[begin Supplied records]

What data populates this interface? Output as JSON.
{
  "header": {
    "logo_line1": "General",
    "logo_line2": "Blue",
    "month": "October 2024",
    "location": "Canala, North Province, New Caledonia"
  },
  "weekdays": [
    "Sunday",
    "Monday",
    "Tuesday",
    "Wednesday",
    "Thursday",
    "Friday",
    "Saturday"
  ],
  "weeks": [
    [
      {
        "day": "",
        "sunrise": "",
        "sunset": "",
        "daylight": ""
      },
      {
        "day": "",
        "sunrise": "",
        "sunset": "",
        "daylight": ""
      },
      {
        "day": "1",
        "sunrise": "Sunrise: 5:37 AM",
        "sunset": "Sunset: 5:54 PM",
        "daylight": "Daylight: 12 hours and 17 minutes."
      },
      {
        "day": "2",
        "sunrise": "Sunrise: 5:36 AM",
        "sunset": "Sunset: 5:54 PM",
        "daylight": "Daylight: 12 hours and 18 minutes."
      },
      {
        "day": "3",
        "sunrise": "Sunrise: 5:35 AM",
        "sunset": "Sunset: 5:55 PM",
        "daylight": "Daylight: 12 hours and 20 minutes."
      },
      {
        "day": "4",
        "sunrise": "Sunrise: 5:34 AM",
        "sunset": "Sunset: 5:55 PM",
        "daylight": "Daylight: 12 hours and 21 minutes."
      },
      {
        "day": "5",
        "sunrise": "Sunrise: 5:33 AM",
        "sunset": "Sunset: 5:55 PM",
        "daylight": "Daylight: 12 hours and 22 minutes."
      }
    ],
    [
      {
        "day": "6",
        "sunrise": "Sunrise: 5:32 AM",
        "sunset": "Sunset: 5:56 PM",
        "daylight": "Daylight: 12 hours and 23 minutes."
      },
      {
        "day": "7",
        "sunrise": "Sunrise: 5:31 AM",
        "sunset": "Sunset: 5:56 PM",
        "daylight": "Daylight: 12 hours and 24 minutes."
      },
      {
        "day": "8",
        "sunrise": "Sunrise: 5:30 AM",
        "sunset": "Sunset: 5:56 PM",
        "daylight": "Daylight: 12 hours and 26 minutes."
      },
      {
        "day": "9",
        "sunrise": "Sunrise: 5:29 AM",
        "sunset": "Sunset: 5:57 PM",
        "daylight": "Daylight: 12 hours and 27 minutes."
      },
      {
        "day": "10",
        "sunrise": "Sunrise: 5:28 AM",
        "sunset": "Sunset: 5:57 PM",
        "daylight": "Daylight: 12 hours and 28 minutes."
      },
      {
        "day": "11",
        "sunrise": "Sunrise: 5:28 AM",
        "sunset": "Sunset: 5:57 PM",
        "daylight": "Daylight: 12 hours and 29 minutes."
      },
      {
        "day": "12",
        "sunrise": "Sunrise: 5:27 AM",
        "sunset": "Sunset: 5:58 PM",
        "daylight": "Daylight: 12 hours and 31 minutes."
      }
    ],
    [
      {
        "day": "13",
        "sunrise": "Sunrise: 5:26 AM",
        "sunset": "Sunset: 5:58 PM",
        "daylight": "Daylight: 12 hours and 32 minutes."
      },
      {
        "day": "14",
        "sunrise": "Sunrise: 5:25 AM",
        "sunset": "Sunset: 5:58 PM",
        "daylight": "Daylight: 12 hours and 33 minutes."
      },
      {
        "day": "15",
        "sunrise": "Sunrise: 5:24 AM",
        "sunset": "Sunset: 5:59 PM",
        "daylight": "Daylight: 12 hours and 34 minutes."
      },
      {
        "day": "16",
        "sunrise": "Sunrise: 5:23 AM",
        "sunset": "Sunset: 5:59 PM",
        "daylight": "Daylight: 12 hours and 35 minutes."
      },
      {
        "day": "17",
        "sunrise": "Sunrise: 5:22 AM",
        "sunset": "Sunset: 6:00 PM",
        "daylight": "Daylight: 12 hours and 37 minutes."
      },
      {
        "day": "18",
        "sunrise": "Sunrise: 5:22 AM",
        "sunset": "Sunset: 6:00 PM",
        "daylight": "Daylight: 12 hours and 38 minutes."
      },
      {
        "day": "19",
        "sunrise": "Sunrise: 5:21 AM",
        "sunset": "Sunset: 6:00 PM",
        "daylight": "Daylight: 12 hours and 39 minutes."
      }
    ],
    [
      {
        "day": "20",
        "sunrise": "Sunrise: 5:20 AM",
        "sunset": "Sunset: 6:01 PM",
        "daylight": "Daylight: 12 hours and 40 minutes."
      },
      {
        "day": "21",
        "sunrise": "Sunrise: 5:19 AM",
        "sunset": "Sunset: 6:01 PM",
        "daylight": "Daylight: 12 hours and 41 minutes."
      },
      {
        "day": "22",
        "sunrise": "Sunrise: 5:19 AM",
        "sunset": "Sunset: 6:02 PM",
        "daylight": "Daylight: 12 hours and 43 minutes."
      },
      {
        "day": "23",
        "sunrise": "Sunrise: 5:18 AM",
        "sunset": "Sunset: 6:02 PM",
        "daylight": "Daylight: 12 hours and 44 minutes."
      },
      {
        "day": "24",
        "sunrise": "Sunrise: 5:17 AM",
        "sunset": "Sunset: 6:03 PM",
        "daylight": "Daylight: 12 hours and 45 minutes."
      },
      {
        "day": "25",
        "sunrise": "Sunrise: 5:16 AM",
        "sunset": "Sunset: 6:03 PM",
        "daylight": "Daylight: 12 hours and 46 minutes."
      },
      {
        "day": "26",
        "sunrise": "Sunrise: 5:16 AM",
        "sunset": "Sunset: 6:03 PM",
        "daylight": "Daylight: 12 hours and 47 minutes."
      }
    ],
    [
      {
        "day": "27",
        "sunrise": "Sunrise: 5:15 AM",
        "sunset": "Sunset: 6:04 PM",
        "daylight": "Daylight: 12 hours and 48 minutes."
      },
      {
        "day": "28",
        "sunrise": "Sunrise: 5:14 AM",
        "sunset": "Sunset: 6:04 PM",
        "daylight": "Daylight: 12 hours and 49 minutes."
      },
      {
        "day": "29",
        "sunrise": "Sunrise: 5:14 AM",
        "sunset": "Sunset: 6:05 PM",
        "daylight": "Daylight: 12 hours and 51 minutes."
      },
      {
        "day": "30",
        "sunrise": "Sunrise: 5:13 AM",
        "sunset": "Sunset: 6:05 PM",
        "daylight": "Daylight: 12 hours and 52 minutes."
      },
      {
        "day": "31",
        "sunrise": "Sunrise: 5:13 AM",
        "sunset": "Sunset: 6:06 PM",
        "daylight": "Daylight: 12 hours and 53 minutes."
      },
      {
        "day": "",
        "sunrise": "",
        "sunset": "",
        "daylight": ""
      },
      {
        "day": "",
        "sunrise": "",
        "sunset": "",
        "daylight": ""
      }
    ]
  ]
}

[end Supplied records]

Output the listing above without altering a single character.

What data populates this interface? Output as JSON.
{
  "header": {
    "logo_line1": "General",
    "logo_line2": "Blue",
    "month": "October 2024",
    "location": "Canala, North Province, New Caledonia"
  },
  "weekdays": [
    "Sunday",
    "Monday",
    "Tuesday",
    "Wednesday",
    "Thursday",
    "Friday",
    "Saturday"
  ],
  "weeks": [
    [
      {
        "day": "",
        "sunrise": "",
        "sunset": "",
        "daylight": ""
      },
      {
        "day": "",
        "sunrise": "",
        "sunset": "",
        "daylight": ""
      },
      {
        "day": "1",
        "sunrise": "Sunrise: 5:37 AM",
        "sunset": "Sunset: 5:54 PM",
        "daylight": "Daylight: 12 hours and 17 minutes."
      },
      {
        "day": "2",
        "sunrise": "Sunrise: 5:36 AM",
        "sunset": "Sunset: 5:54 PM",
        "daylight": "Daylight: 12 hours and 18 minutes."
      },
      {
        "day": "3",
        "sunrise": "Sunrise: 5:35 AM",
        "sunset": "Sunset: 5:55 PM",
        "daylight": "Daylight: 12 hours and 20 minutes."
      },
      {
        "day": "4",
        "sunrise": "Sunrise: 5:34 AM",
        "sunset": "Sunset: 5:55 PM",
        "daylight": "Daylight: 12 hours and 21 minutes."
      },
      {
        "day": "5",
        "sunrise": "Sunrise: 5:33 AM",
        "sunset": "Sunset: 5:55 PM",
        "daylight": "Daylight: 12 hours and 22 minutes."
      }
    ],
    [
      {
        "day": "6",
        "sunrise": "Sunrise: 5:32 AM",
        "sunset": "Sunset: 5:56 PM",
        "daylight": "Daylight: 12 hours and 23 minutes."
      },
      {
        "day": "7",
        "sunrise": "Sunrise: 5:31 AM",
        "sunset": "Sunset: 5:56 PM",
        "daylight": "Daylight: 12 hours and 24 minutes."
      },
      {
        "day": "8",
        "sunrise": "Sunrise: 5:30 AM",
        "sunset": "Sunset: 5:56 PM",
        "daylight": "Daylight: 12 hours and 26 minutes."
      },
      {
        "day": "9",
        "sunrise": "Sunrise: 5:29 AM",
        "sunset": "Sunset: 5:57 PM",
        "daylight": "Daylight: 12 hours and 27 minutes."
      },
      {
        "day": "10",
        "sunrise": "Sunrise: 5:28 AM",
        "sunset": "Sunset: 5:57 PM",
        "daylight": "Daylight: 12 hours and 28 minutes."
      },
      {
        "day": "11",
        "sunrise": "Sunrise: 5:28 AM",
        "sunset": "Sunset: 5:57 PM",
        "daylight": "Daylight: 12 hours and 29 minutes."
      },
      {
        "day": "12",
        "sunrise": "Sunrise: 5:27 AM",
        "sunset": "Sunset: 5:58 PM",
        "daylight": "Daylight: 12 hours and 31 minutes."
      }
    ],
    [
      {
        "day": "13",
        "sunrise": "Sunrise: 5:26 AM",
        "sunset": "Sunset: 5:58 PM",
        "daylight": "Daylight: 12 hours and 32 minutes."
      },
      {
        "day": "14",
        "sunrise": "Sunrise: 5:25 AM",
        "sunset": "Sunset: 5:58 PM",
        "daylight": "Daylight: 12 hours and 33 minutes."
      },
      {
        "day": "15",
        "sunrise": "Sunrise: 5:24 AM",
        "sunset": "Sunset: 5:59 PM",
        "daylight": "Daylight: 12 hours and 34 minutes."
      },
      {
        "day": "16",
        "sunrise": "Sunrise: 5:23 AM",
        "sunset": "Sunset: 5:59 PM",
        "daylight": "Daylight: 12 hours and 35 minutes."
      },
      {
        "day": "17",
        "sunrise": "Sunrise: 5:22 AM",
        "sunset": "Sunset: 6:00 PM",
        "daylight": "Daylight: 12 hours and 37 minutes."
      },
      {
        "day": "18",
        "sunrise": "Sunrise: 5:22 AM",
        "sunset": "Sunset: 6:00 PM",
        "daylight": "Daylight: 12 hours and 38 minutes."
      },
      {
        "day": "19",
        "sunrise": "Sunrise: 5:21 AM",
        "sunset": "Sunset: 6:00 PM",
        "daylight": "Daylight: 12 hours and 39 minutes."
      }
    ],
    [
      {
        "day": "20",
        "sunrise": "Sunrise: 5:20 AM",
        "sunset": "Sunset: 6:01 PM",
        "daylight": "Daylight: 12 hours and 40 minutes."
      },
      {
        "day": "21",
        "sunrise": "Sunrise: 5:19 AM",
        "sunset": "Sunset: 6:01 PM",
        "daylight": "Daylight: 12 hours and 41 minutes."
      },
      {
        "day": "22",
        "sunrise": "Sunrise: 5:19 AM",
        "sunset": "Sunset: 6:02 PM",
        "daylight": "Daylight: 12 hours and 43 minutes."
      },
      {
        "day": "23",
        "sunrise": "Sunrise: 5:18 AM",
        "sunset": "Sunset: 6:02 PM",
        "daylight": "Daylight: 12 hours and 44 minutes."
      },
      {
        "day": "24",
        "sunrise": "Sunrise: 5:17 AM",
        "sunset": "Sunset: 6:03 PM",
        "daylight": "Daylight: 12 hours and 45 minutes."
      },
      {
        "day": "25",
        "sunrise": "Sunrise: 5:16 AM",
        "sunset": "Sunset: 6:03 PM",
        "daylight": "Daylight: 12 hours and 46 minutes."
      },
      {
        "day": "26",
        "sunrise": "Sunrise: 5:16 AM",
        "sunset": "Sunset: 6:03 PM",
        "daylight": "Daylight: 12 hours and 47 minutes."
      }
    ],
    [
      {
        "day": "27",
        "sunrise": "Sunrise: 5:15 AM",
        "sunset": "Sunset: 6:04 PM",
        "daylight": "Daylight: 12 hours and 48 minutes."
      },
      {
        "day": "28",
        "sunrise": "Sunrise: 5:14 AM",
        "sunset": "Sunset: 6:04 PM",
        "daylight": "Daylight: 12 hours and 49 minutes."
      },
      {
        "day": "29",
        "sunrise": "Sunrise: 5:14 AM",
        "sunset": "Sunset: 6:05 PM",
        "daylight": "Daylight: 12 hours and 51 minutes."
      },
      {
        "day": "30",
        "sunrise": "Sunrise: 5:13 AM",
        "sunset": "Sunset: 6:05 PM",
        "daylight": "Daylight: 12 hours and 52 minutes."
      },
      {
        "day": "31",
        "sunrise": "Sunrise: 5:13 AM",
        "sunset": "Sunset: 6:06 PM",
        "daylight": "Daylight: 12 hours and 53 minutes."
      },
      {
        "day": "",
        "sunrise": "",
        "sunset": "",
        "daylight": ""
      },
      {
        "day": "",
        "sunrise": "",
        "sunset": "",
        "daylight": ""
      }
    ]
  ]
}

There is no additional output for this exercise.